* _Short problem_
Set each record down exactly, excluding all images.

□ □ □

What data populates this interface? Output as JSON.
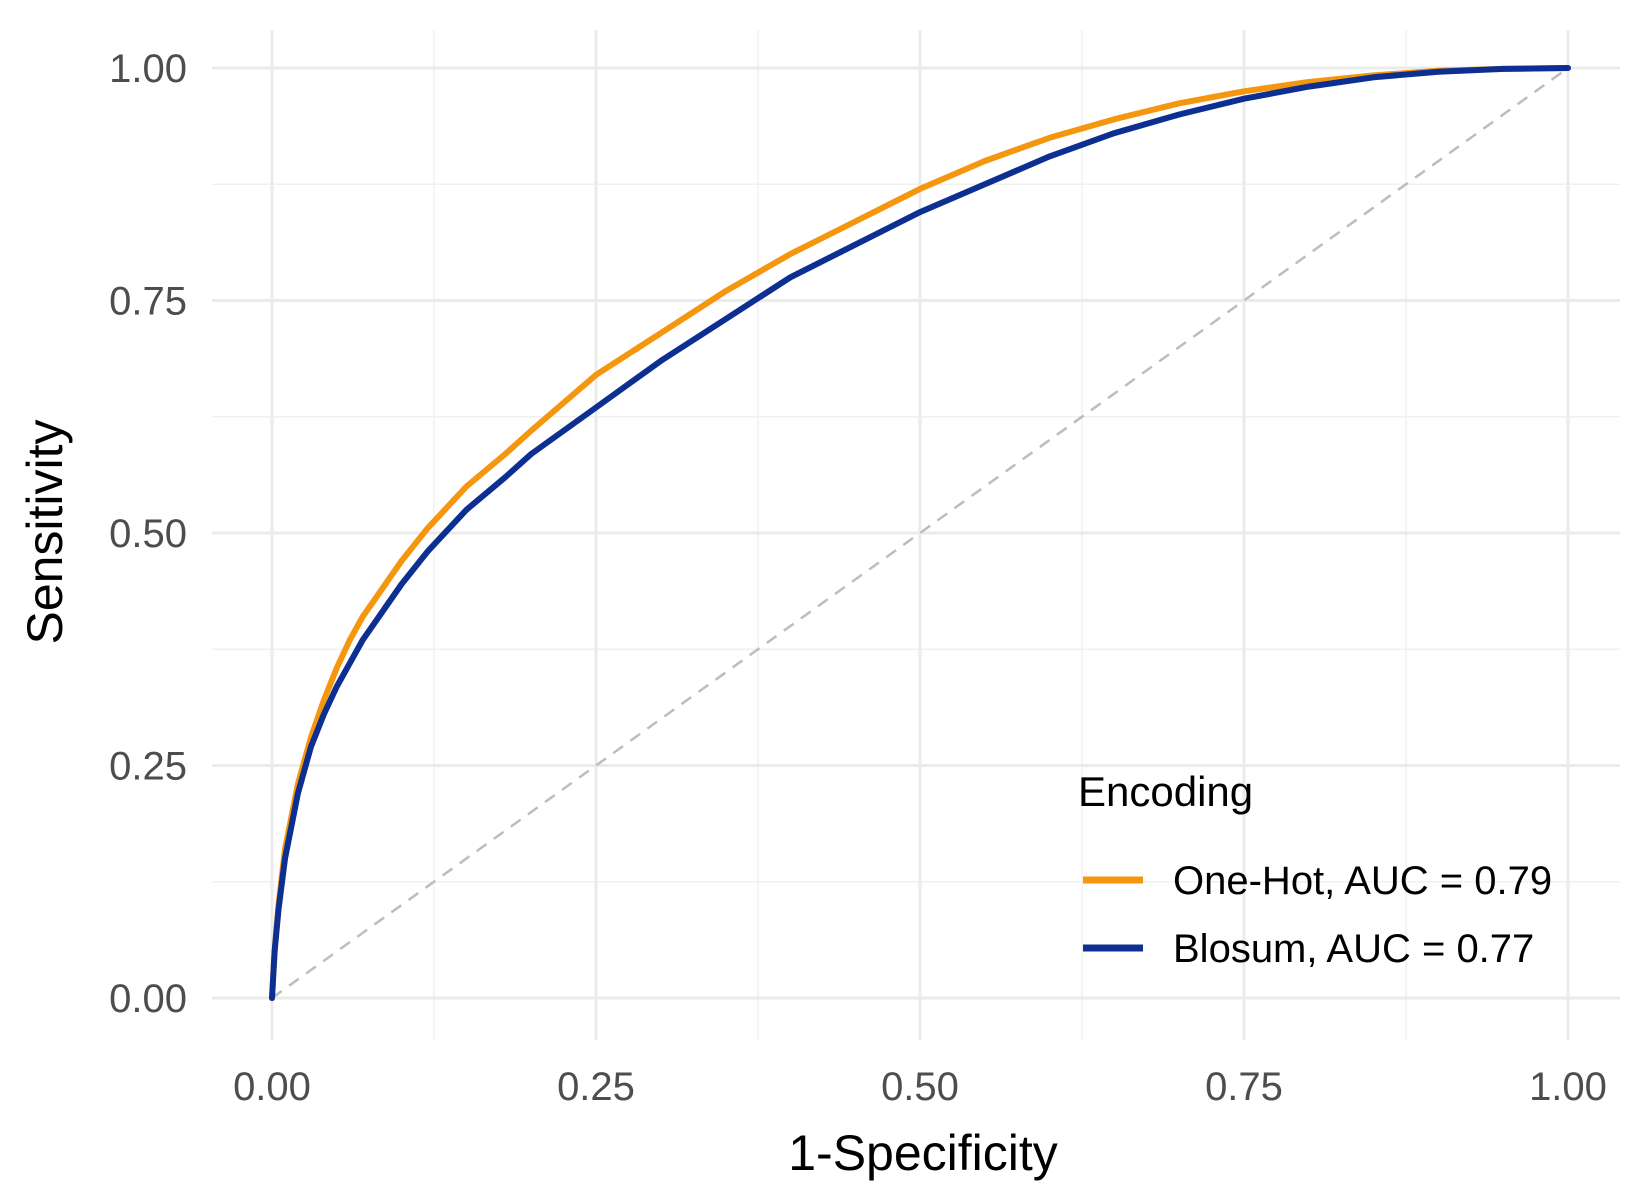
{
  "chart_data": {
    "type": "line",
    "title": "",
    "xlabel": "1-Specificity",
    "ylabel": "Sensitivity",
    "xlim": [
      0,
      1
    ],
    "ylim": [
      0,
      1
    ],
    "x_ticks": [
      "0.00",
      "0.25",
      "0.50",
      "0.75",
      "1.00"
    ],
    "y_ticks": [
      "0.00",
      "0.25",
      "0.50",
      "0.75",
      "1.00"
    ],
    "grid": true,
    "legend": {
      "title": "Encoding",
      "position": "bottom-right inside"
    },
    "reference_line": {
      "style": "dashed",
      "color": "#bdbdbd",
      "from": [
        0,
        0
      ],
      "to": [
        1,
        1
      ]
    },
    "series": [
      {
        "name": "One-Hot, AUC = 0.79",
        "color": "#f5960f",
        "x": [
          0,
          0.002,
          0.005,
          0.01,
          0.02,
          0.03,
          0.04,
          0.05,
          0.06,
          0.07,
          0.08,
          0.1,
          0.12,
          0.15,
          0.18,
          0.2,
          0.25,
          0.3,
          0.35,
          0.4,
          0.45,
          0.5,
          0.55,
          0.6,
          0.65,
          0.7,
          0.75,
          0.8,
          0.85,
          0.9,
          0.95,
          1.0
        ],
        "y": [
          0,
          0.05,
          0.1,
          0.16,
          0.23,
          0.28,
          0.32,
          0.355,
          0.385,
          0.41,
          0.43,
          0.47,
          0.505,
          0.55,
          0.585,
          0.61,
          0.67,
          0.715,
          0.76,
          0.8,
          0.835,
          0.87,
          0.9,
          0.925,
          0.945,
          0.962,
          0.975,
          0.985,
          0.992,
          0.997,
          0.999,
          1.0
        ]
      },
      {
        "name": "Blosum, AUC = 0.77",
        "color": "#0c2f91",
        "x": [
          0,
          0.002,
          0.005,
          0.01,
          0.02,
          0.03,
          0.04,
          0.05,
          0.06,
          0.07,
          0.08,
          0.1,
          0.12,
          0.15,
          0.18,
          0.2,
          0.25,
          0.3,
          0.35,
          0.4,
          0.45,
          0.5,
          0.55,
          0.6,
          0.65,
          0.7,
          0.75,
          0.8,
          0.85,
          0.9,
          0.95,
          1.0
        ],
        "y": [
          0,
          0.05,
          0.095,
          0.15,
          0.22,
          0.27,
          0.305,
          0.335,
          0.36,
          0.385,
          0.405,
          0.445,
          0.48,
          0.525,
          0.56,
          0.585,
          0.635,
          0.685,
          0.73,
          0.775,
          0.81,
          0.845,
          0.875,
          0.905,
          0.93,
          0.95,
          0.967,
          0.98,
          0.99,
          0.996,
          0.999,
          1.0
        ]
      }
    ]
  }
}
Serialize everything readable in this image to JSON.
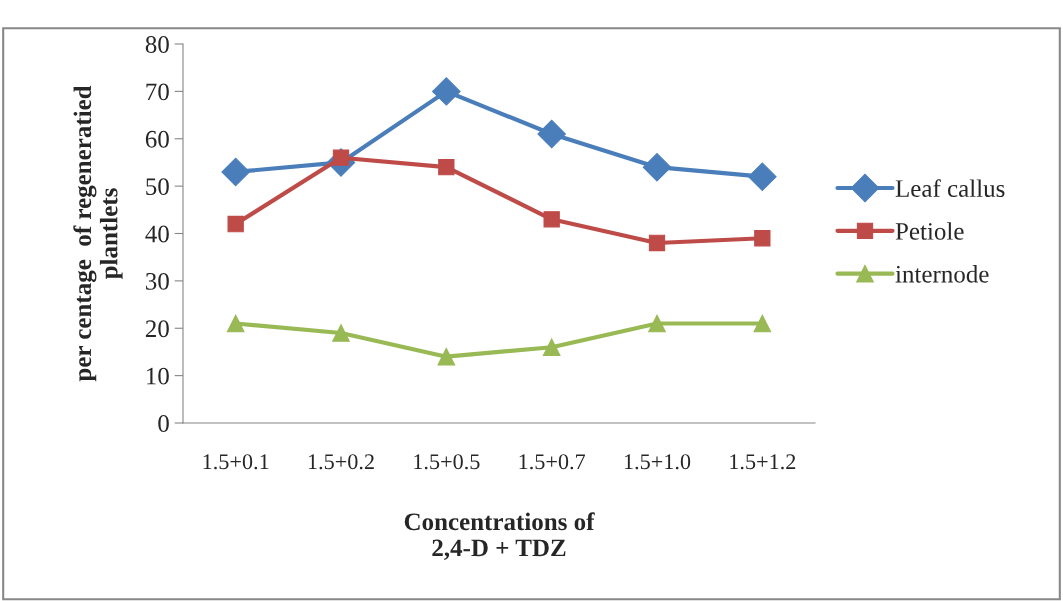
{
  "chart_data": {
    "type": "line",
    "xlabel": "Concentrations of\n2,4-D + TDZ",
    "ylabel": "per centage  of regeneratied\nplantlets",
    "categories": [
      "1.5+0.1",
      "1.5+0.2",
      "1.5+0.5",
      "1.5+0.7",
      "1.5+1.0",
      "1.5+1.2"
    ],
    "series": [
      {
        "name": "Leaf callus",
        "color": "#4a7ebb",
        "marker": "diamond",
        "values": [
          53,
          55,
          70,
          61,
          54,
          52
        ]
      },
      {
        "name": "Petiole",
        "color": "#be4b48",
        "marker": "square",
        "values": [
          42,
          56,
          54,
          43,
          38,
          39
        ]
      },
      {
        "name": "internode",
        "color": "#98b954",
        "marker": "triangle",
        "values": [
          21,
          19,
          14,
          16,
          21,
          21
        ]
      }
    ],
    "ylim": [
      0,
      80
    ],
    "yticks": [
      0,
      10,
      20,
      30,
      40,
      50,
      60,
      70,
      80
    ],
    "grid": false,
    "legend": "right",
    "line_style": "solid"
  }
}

□ □ □

* _Solution_
What data populates this interface? Output as JSON.
{
  "chart_data": {
    "type": "line",
    "title": "",
    "xlabel": "1-Specificity",
    "ylabel": "Sensitivity",
    "xlim": [
      0,
      1
    ],
    "ylim": [
      0,
      1
    ],
    "x_ticks": [
      "0.00",
      "0.25",
      "0.50",
      "0.75",
      "1.00"
    ],
    "y_ticks": [
      "0.00",
      "0.25",
      "0.50",
      "0.75",
      "1.00"
    ],
    "grid": true,
    "legend": {
      "title": "Encoding",
      "position": "bottom-right inside"
    },
    "reference_line": {
      "style": "dashed",
      "color": "#bdbdbd",
      "from": [
        0,
        0
      ],
      "to": [
        1,
        1
      ]
    },
    "series": [
      {
        "name": "One-Hot, AUC = 0.79",
        "color": "#f5960f",
        "x": [
          0,
          0.002,
          0.005,
          0.01,
          0.02,
          0.03,
          0.04,
          0.05,
          0.06,
          0.07,
          0.08,
          0.1,
          0.12,
          0.15,
          0.18,
          0.2,
          0.25,
          0.3,
          0.35,
          0.4,
          0.45,
          0.5,
          0.55,
          0.6,
          0.65,
          0.7,
          0.75,
          0.8,
          0.85,
          0.9,
          0.95,
          1.0
        ],
        "y": [
          0,
          0.05,
          0.1,
          0.16,
          0.23,
          0.28,
          0.32,
          0.355,
          0.385,
          0.41,
          0.43,
          0.47,
          0.505,
          0.55,
          0.585,
          0.61,
          0.67,
          0.715,
          0.76,
          0.8,
          0.835,
          0.87,
          0.9,
          0.925,
          0.945,
          0.962,
          0.975,
          0.985,
          0.992,
          0.997,
          0.999,
          1.0
        ]
      },
      {
        "name": "Blosum, AUC = 0.77",
        "color": "#0c2f91",
        "x": [
          0,
          0.002,
          0.005,
          0.01,
          0.02,
          0.03,
          0.04,
          0.05,
          0.06,
          0.07,
          0.08,
          0.1,
          0.12,
          0.15,
          0.18,
          0.2,
          0.25,
          0.3,
          0.35,
          0.4,
          0.45,
          0.5,
          0.55,
          0.6,
          0.65,
          0.7,
          0.75,
          0.8,
          0.85,
          0.9,
          0.95,
          1.0
        ],
        "y": [
          0,
          0.05,
          0.095,
          0.15,
          0.22,
          0.27,
          0.305,
          0.335,
          0.36,
          0.385,
          0.405,
          0.445,
          0.48,
          0.525,
          0.56,
          0.585,
          0.635,
          0.685,
          0.73,
          0.775,
          0.81,
          0.845,
          0.875,
          0.905,
          0.93,
          0.95,
          0.967,
          0.98,
          0.99,
          0.996,
          0.999,
          1.0
        ]
      }
    ]
  }
}
Serialize everything readable in this image to JSON.
{
  "chart_data": {
    "type": "line",
    "xlabel": "Concentrations of\n2,4-D + TDZ",
    "ylabel": "per centage  of regeneratied\nplantlets",
    "categories": [
      "1.5+0.1",
      "1.5+0.2",
      "1.5+0.5",
      "1.5+0.7",
      "1.5+1.0",
      "1.5+1.2"
    ],
    "series": [
      {
        "name": "Leaf callus",
        "color": "#4a7ebb",
        "marker": "diamond",
        "values": [
          53,
          55,
          70,
          61,
          54,
          52
        ]
      },
      {
        "name": "Petiole",
        "color": "#be4b48",
        "marker": "square",
        "values": [
          42,
          56,
          54,
          43,
          38,
          39
        ]
      },
      {
        "name": "internode",
        "color": "#98b954",
        "marker": "triangle",
        "values": [
          21,
          19,
          14,
          16,
          21,
          21
        ]
      }
    ],
    "ylim": [
      0,
      80
    ],
    "yticks": [
      0,
      10,
      20,
      30,
      40,
      50,
      60,
      70,
      80
    ],
    "grid": false,
    "legend": "right",
    "line_style": "solid"
  }
}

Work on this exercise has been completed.